• EXERCISE OBJECTIVE
Go through the listing and pick out each line with the word "скаче" in it.

######

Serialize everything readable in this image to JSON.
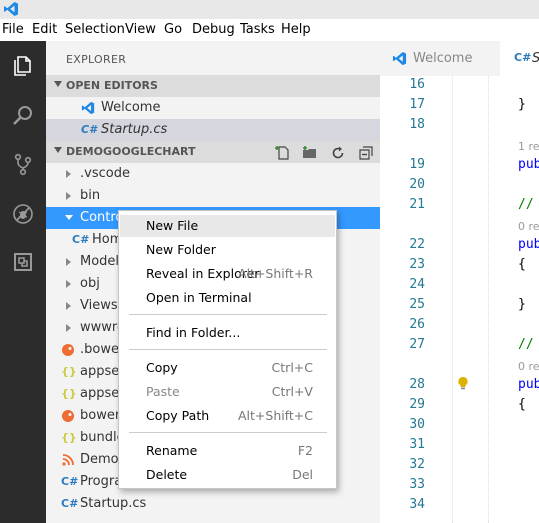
{
  "menubar": [
    "File",
    "Edit",
    "Selection",
    "View",
    "Go",
    "Debug",
    "Tasks",
    "Help"
  ],
  "activity": [
    "explorer-icon",
    "search-icon",
    "source-control-icon",
    "debug-icon",
    "extensions-icon"
  ],
  "explorer": {
    "title": "EXPLORER",
    "open_editors_label": "OPEN EDITORS",
    "open_editors": [
      "Welcome",
      "Startup.cs"
    ],
    "project_label": "DEMOGOOGLECHART",
    "tree": [
      ".vscode",
      "bin",
      "Contro",
      "Hom",
      "Model",
      "obj",
      "Views",
      "wwwro",
      ".bower",
      "appset",
      "appset",
      "bower.",
      "bundle",
      "DemoG",
      "Progra",
      "Startup.cs"
    ]
  },
  "tabs": [
    "Welcome",
    "S"
  ],
  "editor": {
    "line_numbers": [
      "16",
      "17",
      "18",
      "19",
      "20",
      "21",
      "22",
      "23",
      "24",
      "25",
      "26",
      "27",
      "28",
      "29",
      "30",
      "31",
      "32",
      "33",
      "34"
    ],
    "lens": [
      "1 re",
      "0 re",
      "0 re"
    ],
    "code": [
      "}",
      "pub",
      "//",
      "pub",
      "{",
      "}",
      "//",
      "pub",
      "{"
    ]
  },
  "context_menu": {
    "new_file": "New File",
    "new_folder": "New Folder",
    "reveal": "Reveal in Explorer",
    "reveal_key": "Alt+Shift+R",
    "open_terminal": "Open in Terminal",
    "find_in_folder": "Find in Folder...",
    "copy": "Copy",
    "copy_key": "Ctrl+C",
    "paste": "Paste",
    "paste_key": "Ctrl+V",
    "copy_path": "Copy Path",
    "copy_path_key": "Alt+Shift+C",
    "rename": "Rename",
    "rename_key": "F2",
    "delete": "Delete",
    "delete_key": "Del"
  },
  "colors": {
    "accent": "#3399ff",
    "activity_bar": "#2c2c2c",
    "vscode_blue": "#1e88e5",
    "csharp_file": "#2b7bbd",
    "json_file": "#cbcb41",
    "bower_file": "#ef6c34"
  }
}
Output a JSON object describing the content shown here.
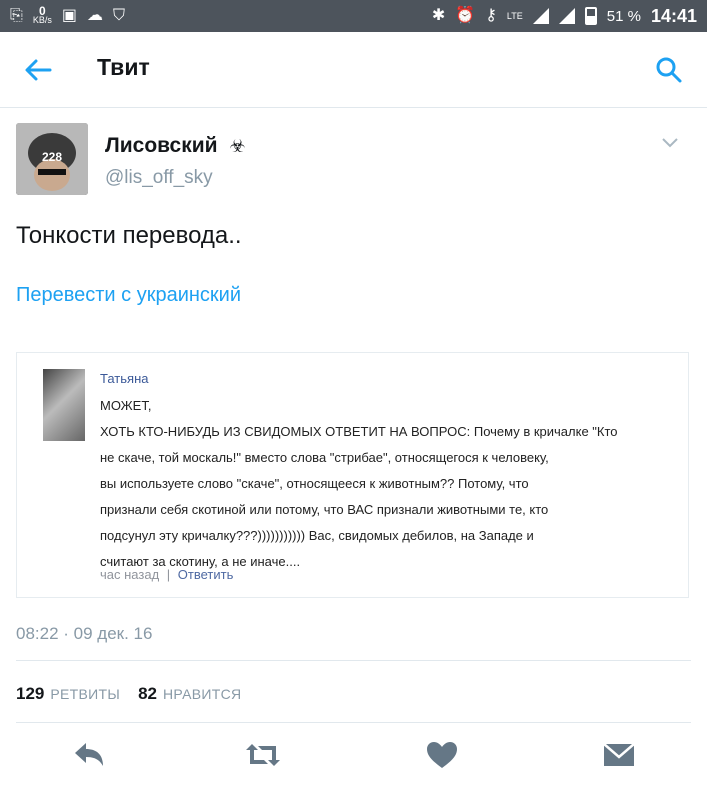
{
  "statusbar": {
    "speed_value": "0",
    "speed_unit": "KB/s",
    "network": "LTE",
    "battery": "51 %",
    "time": "14:41"
  },
  "header": {
    "title": "Твит"
  },
  "tweet": {
    "name": "Лисовский",
    "name_symbol": "☣",
    "handle": "@lis_off_sky",
    "avatar_text": "228",
    "text": "Тонкости перевода..",
    "translate_link": "Перевести с украинский",
    "date": "08:22 · 09 дек. 16",
    "retweets_count": "129",
    "retweets_label": "РЕТВИТЫ",
    "likes_count": "82",
    "likes_label": "НРАВИТСЯ"
  },
  "embedded": {
    "author": "Татьяна",
    "line1": "МОЖЕТ,",
    "line2": "ХОТЬ КТО-НИБУДЬ ИЗ СВИДОМЫХ ОТВЕТИТ НА ВОПРОС: Почему в кричалке \"Кто",
    "line3": "не скаче, той москаль!\" вместо слова \"стрибае\", относящегося к человеку,",
    "line4": "вы используете слово \"скаче\", относящееся к животным?? Потому, что",
    "line5": "признали себя скотиной или потому, что ВАС признали животными те, кто",
    "line6": "подсунул эту кричалку???))))))))))) Вас, свидомых дебилов, на Западе и",
    "line7": "считают за скотину, а не иначе....",
    "time": "час назад",
    "separator": "|",
    "reply": "Ответить"
  },
  "icons": {
    "back": "arrow-left-icon",
    "search": "search-icon",
    "menu": "chevron-down-icon",
    "reply": "reply-icon",
    "retweet": "retweet-icon",
    "like": "heart-icon",
    "dm": "envelope-icon"
  },
  "colors": {
    "accent": "#1da1f2",
    "muted": "#8899a6",
    "statusbar": "#4d545c"
  }
}
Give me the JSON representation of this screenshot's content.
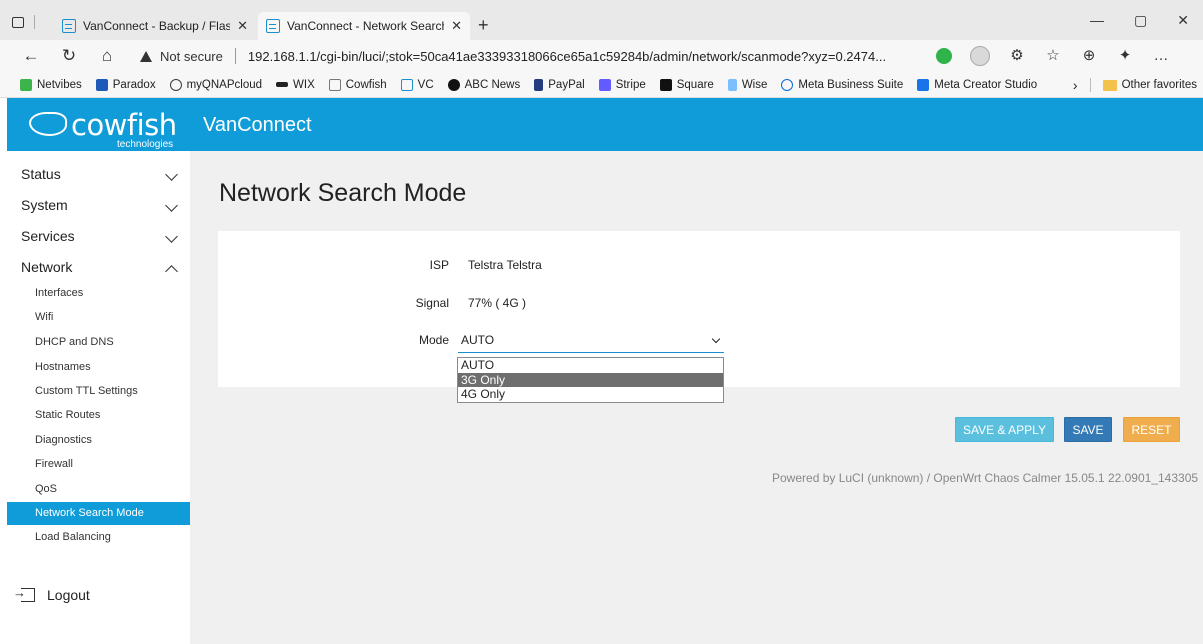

######

• SOLUTION TO THIS TASK
    "line3": "не скаче, той москаль!\" вместо слова \"стрибае\", относящегося к человеку,",
    "line4": "вы используете слово \"скаче\", относящееся к животным?? Потому, что",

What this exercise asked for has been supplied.